Data extracted from a collection:
============

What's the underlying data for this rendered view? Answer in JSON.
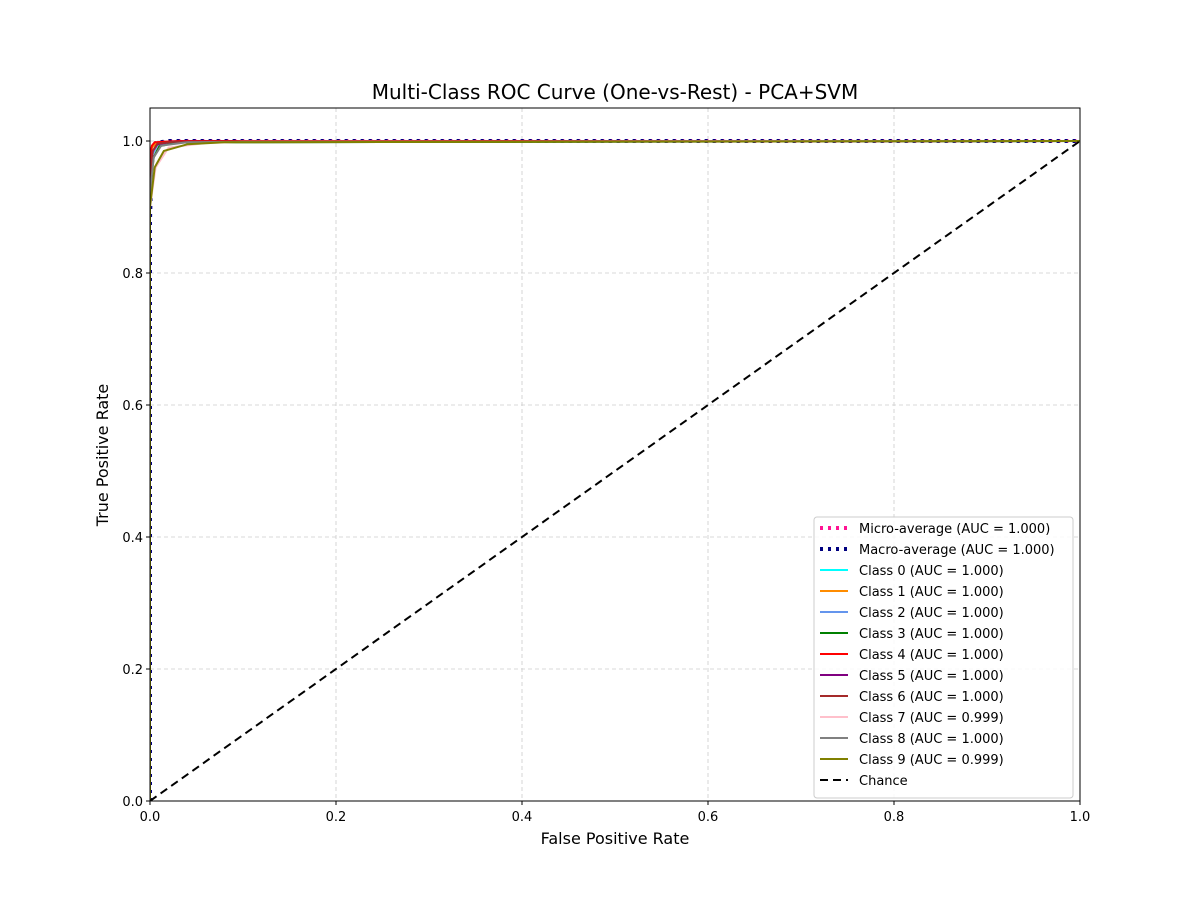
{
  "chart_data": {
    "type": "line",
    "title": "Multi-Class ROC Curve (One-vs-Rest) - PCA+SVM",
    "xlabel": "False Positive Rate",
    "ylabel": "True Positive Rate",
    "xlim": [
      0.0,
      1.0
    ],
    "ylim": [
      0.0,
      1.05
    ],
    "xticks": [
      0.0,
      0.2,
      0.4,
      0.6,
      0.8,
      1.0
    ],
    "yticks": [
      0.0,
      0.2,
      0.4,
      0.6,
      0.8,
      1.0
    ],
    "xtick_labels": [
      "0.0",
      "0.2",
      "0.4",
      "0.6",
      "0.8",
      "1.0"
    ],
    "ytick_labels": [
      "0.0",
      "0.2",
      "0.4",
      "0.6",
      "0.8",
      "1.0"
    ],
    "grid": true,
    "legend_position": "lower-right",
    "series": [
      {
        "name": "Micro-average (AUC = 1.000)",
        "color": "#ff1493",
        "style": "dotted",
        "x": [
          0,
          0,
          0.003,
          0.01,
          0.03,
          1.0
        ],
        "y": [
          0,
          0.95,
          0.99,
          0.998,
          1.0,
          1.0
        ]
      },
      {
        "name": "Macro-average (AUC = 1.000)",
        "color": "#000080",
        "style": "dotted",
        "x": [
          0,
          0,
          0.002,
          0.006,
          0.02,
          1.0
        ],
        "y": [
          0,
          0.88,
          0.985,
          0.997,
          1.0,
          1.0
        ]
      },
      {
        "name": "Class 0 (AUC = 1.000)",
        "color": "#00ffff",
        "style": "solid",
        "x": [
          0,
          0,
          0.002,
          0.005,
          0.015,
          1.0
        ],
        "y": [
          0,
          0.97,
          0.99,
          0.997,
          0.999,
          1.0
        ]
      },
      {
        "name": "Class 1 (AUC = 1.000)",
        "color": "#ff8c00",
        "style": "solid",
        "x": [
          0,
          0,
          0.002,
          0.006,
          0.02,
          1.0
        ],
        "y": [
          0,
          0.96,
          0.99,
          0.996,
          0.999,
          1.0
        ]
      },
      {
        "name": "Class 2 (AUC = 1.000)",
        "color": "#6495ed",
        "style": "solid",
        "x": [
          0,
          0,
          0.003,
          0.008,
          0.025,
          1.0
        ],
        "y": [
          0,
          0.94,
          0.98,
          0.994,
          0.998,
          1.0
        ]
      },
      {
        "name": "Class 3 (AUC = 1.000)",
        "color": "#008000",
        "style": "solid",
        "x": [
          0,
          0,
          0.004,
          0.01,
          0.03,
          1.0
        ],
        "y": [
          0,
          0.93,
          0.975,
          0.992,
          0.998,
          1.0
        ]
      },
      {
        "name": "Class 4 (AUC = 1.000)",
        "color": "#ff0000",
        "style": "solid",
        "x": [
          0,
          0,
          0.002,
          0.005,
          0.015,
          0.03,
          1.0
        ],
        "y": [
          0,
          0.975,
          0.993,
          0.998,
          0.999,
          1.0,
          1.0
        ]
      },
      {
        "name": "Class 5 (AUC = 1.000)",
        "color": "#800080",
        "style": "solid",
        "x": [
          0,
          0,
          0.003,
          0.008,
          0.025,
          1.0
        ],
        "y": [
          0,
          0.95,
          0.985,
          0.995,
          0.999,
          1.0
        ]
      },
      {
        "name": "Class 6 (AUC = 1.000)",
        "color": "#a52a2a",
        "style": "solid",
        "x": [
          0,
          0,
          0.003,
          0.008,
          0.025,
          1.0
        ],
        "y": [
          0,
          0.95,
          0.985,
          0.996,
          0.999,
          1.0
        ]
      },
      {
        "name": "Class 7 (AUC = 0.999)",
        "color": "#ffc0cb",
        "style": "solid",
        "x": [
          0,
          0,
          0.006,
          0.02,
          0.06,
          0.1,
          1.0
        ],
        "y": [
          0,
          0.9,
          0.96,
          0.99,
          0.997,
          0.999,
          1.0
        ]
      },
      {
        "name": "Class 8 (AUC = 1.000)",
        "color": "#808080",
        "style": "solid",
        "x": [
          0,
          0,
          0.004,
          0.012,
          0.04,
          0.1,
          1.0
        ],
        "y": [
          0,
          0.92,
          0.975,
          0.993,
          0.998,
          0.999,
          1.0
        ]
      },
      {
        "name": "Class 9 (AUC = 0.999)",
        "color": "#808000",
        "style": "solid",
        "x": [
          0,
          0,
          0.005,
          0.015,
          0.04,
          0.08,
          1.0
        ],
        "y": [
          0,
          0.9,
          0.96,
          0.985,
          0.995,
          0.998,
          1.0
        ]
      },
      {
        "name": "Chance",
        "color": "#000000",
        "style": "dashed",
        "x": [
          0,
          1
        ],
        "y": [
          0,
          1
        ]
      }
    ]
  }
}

============

▶ [Instruction]: Filter the entries above down to the lines containing the word "Positive".

▶ [Correct answer]:
    "xlabel": "False Positive Rate",
    "ylabel": "True Positive Rate",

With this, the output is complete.